- _Aim of the task_
Tell how many lines of the data include the word "Korea". Nothing but the number belongs in the answer.

[Records supplied — start]

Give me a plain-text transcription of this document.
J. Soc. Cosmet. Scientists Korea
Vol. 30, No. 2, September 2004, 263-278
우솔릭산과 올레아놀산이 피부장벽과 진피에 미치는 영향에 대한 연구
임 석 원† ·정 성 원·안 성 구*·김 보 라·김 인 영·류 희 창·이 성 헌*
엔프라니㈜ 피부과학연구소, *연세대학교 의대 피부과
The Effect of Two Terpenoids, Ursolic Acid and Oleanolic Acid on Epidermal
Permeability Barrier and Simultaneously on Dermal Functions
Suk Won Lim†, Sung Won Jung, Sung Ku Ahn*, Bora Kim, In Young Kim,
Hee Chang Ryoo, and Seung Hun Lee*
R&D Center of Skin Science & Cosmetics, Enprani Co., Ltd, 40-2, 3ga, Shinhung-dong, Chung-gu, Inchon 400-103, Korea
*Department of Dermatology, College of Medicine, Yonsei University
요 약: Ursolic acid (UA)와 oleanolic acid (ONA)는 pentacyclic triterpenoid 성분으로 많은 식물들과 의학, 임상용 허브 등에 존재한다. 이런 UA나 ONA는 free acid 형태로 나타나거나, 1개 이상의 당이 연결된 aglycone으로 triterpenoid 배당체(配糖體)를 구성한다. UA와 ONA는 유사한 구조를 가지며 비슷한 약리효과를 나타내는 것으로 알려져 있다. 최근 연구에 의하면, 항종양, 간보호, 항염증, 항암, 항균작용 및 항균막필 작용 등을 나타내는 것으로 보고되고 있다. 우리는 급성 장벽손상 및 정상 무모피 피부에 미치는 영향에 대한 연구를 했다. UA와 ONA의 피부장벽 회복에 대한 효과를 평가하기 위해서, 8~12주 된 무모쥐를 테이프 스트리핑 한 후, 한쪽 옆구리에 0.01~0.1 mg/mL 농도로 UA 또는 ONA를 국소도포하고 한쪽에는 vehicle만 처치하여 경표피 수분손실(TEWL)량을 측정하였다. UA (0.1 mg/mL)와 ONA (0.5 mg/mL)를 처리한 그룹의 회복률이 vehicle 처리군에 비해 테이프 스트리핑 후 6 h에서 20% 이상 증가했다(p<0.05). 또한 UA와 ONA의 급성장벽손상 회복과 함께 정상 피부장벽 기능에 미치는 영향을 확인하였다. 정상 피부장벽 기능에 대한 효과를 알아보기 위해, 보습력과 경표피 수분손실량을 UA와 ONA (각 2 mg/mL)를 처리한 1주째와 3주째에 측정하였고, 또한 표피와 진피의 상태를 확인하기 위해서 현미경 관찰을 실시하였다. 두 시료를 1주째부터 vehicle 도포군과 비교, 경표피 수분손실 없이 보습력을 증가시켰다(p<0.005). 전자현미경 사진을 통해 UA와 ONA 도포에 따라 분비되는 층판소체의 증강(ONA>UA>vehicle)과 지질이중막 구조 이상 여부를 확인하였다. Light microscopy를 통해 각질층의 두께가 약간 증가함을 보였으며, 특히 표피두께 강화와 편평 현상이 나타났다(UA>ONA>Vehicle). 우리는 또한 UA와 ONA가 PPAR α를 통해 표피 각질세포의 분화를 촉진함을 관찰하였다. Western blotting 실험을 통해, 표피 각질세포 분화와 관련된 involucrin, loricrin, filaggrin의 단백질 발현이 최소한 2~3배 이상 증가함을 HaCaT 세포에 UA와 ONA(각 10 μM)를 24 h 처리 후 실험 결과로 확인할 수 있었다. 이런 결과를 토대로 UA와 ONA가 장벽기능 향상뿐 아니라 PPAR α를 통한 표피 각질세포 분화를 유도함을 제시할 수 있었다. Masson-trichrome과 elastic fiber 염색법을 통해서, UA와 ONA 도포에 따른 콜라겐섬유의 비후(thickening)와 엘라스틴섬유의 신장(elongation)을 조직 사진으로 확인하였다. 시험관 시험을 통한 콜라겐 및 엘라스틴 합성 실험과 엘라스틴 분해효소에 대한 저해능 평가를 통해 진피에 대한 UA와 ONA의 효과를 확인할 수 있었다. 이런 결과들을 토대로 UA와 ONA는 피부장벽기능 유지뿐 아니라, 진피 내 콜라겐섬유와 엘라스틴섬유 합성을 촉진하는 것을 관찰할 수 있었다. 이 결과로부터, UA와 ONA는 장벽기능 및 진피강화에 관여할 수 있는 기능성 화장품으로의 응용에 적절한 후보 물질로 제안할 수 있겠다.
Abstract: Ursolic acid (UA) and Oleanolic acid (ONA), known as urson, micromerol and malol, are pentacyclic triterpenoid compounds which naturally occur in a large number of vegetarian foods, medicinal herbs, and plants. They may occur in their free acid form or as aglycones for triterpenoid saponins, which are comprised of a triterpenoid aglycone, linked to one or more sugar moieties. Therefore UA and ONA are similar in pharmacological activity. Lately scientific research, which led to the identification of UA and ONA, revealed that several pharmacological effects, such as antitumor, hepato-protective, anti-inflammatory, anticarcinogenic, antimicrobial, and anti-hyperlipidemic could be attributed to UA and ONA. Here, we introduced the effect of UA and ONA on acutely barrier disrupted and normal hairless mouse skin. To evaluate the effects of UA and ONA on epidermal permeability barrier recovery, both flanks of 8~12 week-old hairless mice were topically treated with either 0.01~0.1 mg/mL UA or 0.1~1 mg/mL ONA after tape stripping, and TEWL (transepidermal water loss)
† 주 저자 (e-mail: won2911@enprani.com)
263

[Records supplied — finish]

- _Result of this exercise_
2